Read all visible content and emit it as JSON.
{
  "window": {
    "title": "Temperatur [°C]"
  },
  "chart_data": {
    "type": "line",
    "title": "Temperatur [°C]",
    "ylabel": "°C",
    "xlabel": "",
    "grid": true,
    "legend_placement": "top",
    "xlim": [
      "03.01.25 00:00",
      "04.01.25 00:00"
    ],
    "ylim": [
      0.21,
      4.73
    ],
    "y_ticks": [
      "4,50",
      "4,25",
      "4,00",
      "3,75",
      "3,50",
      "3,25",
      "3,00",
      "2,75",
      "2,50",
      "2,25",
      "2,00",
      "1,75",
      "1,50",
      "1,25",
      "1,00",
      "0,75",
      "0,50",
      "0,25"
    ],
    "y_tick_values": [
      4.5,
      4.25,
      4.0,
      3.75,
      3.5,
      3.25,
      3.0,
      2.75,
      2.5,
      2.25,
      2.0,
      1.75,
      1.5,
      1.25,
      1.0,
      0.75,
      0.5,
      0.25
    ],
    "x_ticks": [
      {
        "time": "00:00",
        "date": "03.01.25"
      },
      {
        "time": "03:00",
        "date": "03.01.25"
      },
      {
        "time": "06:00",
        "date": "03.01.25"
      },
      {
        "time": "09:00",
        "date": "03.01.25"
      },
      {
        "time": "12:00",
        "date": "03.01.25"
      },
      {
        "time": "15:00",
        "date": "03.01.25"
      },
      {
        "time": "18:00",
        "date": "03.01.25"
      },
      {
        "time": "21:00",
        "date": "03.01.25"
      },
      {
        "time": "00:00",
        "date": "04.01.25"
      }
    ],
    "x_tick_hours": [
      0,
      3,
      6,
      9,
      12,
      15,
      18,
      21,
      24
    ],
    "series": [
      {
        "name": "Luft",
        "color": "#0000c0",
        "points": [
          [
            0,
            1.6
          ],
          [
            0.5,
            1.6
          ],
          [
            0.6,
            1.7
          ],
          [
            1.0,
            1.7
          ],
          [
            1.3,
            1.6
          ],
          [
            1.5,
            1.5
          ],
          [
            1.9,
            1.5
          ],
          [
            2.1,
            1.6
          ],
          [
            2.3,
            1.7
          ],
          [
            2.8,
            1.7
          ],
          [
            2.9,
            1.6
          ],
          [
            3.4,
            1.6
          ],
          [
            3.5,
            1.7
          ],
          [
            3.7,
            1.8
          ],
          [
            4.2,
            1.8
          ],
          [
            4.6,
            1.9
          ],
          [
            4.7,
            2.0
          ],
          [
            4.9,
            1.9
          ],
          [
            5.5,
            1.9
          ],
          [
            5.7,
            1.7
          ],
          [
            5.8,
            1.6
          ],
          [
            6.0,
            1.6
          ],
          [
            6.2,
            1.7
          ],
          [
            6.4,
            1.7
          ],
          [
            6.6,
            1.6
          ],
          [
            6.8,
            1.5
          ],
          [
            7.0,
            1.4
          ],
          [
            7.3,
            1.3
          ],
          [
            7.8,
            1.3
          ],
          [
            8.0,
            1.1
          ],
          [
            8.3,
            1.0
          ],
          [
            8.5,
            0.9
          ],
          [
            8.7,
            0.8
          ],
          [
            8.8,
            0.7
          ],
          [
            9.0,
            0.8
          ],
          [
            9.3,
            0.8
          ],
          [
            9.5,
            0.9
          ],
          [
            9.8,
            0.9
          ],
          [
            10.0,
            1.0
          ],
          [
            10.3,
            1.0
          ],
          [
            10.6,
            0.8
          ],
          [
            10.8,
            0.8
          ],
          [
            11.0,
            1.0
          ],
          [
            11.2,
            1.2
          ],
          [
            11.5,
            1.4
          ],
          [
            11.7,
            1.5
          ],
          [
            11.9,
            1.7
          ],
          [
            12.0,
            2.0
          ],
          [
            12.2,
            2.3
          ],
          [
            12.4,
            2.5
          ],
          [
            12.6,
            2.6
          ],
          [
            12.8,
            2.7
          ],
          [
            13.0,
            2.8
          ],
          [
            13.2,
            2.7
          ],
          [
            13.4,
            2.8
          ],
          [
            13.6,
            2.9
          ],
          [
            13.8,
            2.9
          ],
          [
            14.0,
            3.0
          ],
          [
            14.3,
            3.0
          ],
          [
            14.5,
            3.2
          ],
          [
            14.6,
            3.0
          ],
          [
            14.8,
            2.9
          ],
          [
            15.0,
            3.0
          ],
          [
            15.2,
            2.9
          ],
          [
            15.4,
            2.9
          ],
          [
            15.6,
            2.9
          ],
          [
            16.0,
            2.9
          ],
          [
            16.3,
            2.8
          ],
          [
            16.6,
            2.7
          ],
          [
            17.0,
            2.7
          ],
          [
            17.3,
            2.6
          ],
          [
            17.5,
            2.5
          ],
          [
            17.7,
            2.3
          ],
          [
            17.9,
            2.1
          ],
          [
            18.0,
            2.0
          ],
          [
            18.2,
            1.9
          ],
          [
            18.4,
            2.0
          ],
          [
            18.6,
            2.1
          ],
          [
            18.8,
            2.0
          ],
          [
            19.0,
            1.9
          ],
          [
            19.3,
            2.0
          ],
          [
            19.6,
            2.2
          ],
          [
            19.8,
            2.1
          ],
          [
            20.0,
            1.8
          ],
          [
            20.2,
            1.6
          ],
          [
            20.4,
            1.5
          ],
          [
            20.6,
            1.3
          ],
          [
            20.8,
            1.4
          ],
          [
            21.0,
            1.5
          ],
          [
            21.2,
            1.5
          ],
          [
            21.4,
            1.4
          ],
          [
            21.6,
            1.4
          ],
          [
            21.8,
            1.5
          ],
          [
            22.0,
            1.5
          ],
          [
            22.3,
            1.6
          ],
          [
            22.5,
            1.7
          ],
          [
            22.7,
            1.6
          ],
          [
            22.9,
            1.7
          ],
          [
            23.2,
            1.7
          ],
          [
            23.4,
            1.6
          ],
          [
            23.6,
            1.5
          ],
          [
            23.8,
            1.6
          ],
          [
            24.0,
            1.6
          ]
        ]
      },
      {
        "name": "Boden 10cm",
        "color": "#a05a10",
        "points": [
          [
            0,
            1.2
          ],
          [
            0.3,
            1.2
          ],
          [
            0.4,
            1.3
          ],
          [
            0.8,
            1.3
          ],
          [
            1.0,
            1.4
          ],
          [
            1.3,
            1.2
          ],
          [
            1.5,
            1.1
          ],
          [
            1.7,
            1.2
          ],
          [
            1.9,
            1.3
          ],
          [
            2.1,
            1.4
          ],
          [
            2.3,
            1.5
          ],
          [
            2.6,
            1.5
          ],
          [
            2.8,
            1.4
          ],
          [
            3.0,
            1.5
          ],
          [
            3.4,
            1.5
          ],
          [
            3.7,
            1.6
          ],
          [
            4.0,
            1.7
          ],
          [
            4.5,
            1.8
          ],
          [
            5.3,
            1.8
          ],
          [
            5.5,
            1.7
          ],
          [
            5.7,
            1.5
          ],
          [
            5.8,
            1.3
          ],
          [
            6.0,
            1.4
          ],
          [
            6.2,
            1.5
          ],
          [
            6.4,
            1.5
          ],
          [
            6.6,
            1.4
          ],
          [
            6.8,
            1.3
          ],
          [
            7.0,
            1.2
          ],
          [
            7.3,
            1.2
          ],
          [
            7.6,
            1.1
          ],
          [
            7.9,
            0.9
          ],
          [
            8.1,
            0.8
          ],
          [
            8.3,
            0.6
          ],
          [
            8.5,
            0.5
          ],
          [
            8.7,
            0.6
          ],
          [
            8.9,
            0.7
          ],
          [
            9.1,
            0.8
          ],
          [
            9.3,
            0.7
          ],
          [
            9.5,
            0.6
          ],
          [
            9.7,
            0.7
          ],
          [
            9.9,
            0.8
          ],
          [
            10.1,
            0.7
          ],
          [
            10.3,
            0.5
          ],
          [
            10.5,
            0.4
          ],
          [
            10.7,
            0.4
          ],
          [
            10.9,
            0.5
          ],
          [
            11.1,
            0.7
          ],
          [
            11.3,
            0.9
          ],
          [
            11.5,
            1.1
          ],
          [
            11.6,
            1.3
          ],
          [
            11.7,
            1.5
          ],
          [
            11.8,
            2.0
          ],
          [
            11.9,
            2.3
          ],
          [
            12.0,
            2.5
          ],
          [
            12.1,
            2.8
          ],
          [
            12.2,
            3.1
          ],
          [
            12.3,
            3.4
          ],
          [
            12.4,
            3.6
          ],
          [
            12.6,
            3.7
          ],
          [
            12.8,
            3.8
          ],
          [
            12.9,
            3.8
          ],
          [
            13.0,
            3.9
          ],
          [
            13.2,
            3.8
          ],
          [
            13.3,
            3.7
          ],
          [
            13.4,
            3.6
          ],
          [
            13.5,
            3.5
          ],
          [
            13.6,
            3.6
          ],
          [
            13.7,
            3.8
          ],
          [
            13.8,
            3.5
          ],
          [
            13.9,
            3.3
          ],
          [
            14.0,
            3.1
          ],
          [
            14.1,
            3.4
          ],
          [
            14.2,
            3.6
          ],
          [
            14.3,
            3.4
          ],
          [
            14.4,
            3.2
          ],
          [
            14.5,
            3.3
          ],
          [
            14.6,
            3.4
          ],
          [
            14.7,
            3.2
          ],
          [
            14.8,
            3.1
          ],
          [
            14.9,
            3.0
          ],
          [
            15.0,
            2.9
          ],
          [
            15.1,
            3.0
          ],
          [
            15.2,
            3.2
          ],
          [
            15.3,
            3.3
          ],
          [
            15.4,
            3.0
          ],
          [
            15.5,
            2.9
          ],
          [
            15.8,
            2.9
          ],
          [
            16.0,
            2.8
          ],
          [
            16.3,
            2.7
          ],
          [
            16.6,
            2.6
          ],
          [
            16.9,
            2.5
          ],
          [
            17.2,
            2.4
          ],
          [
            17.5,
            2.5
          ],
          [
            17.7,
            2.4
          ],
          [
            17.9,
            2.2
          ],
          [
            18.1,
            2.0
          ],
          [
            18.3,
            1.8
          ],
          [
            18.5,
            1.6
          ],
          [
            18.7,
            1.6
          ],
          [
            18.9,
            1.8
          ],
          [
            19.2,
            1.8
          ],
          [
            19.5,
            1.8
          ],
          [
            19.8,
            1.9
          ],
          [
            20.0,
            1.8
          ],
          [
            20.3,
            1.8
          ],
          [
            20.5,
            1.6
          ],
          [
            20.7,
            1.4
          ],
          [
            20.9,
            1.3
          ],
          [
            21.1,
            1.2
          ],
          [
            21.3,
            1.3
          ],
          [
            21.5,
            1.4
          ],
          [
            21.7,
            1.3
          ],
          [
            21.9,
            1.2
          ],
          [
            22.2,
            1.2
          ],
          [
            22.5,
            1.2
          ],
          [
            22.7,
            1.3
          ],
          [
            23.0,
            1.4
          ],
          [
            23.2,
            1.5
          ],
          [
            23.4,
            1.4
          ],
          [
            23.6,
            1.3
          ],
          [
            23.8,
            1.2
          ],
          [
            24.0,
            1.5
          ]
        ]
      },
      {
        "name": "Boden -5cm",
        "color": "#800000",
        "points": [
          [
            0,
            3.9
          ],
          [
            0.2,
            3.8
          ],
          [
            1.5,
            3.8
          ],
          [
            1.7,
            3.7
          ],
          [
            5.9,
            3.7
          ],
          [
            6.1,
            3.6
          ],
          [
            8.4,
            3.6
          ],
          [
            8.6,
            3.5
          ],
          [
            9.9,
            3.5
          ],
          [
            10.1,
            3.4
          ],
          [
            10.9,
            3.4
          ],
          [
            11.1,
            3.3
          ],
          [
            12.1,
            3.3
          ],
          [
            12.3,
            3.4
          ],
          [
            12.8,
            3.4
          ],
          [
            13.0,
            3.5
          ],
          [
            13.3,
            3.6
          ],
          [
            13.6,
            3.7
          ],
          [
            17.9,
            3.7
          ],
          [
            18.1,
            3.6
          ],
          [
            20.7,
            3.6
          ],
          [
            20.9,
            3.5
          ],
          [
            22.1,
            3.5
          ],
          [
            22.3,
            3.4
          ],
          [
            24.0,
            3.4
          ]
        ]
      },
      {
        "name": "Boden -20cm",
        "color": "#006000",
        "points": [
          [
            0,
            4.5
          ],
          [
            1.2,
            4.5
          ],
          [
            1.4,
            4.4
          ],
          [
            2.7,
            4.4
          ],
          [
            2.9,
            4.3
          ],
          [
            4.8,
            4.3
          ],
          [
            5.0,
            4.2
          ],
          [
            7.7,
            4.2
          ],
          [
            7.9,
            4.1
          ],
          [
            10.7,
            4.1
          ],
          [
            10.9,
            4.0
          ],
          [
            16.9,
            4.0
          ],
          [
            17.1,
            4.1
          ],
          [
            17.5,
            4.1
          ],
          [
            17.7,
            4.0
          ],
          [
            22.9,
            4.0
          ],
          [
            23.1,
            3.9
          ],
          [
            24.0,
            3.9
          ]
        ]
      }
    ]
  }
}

* **Job**
Across the preceding material, how many lines contain the word "name"? State the number alone.

* **Task response**
4